» Your task
Check every line of the entries for "Future", and copy the lines that hold it.

» Records for the exercise

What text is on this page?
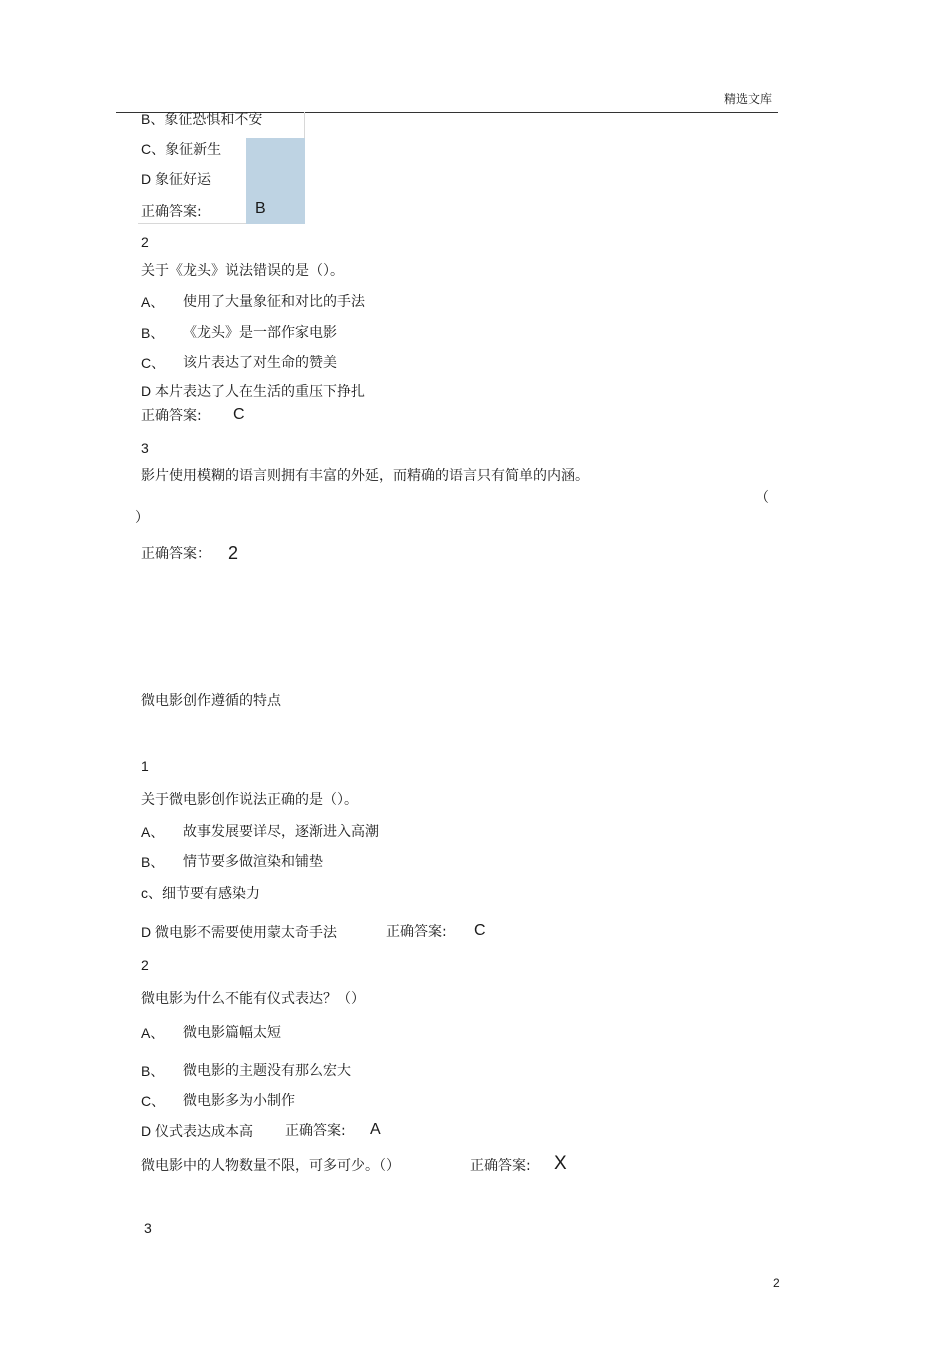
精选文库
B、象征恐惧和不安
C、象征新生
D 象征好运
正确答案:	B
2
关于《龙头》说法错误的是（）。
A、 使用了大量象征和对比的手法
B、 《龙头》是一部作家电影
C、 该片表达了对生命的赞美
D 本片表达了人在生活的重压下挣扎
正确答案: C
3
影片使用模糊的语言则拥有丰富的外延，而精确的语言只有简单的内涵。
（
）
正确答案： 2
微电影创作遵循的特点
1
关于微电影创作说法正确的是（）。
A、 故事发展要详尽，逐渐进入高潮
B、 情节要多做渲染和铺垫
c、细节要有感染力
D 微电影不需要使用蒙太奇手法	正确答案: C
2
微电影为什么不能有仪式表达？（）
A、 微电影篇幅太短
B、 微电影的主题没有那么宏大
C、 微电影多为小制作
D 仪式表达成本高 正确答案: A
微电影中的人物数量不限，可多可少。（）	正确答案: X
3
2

...

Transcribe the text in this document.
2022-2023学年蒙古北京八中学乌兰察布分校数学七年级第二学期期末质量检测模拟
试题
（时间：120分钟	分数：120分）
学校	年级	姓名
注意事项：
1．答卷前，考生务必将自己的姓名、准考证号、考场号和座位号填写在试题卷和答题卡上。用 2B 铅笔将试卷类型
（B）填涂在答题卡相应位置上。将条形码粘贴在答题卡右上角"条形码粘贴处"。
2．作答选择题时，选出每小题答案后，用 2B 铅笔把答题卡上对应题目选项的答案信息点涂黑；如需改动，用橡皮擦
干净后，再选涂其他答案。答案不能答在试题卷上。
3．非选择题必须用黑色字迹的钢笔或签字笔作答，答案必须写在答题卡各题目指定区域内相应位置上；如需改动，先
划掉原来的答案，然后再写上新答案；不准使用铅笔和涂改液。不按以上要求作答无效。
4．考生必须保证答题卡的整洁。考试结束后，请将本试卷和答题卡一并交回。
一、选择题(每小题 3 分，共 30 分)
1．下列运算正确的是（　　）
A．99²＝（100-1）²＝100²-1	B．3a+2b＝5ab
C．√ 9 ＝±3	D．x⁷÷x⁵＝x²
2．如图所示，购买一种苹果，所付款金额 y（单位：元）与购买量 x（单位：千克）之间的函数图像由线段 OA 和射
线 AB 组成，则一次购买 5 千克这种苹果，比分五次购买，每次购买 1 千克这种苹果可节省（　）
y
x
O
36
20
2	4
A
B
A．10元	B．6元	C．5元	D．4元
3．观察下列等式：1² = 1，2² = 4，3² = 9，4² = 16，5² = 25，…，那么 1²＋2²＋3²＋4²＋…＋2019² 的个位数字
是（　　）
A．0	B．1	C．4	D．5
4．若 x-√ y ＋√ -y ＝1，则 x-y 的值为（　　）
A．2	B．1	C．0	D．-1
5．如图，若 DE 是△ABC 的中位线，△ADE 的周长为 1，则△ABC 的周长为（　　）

==

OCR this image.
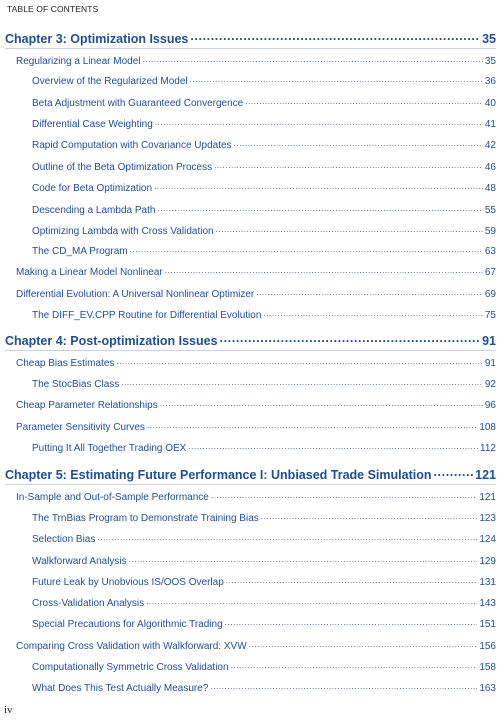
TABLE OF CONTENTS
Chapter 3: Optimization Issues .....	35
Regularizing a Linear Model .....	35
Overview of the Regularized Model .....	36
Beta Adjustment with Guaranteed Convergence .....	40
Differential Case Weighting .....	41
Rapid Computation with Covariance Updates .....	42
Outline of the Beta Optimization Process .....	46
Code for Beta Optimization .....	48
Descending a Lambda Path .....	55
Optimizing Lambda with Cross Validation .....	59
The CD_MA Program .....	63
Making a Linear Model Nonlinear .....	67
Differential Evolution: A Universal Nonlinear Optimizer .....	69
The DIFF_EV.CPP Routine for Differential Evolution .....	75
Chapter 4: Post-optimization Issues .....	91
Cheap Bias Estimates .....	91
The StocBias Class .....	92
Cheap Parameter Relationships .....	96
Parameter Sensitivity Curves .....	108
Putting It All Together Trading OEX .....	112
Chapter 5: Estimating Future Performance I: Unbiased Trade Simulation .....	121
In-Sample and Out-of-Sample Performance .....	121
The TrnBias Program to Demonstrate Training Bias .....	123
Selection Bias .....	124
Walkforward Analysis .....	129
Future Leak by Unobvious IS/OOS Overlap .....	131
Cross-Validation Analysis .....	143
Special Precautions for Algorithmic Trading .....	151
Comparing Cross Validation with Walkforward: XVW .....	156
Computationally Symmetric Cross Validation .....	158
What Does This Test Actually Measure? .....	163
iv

» Task result
Chapter 5: Estimating Future Performance I: Unbiased Trade Simulation .....	121
Future Leak by Unobvious IS/OOS Overlap .....	131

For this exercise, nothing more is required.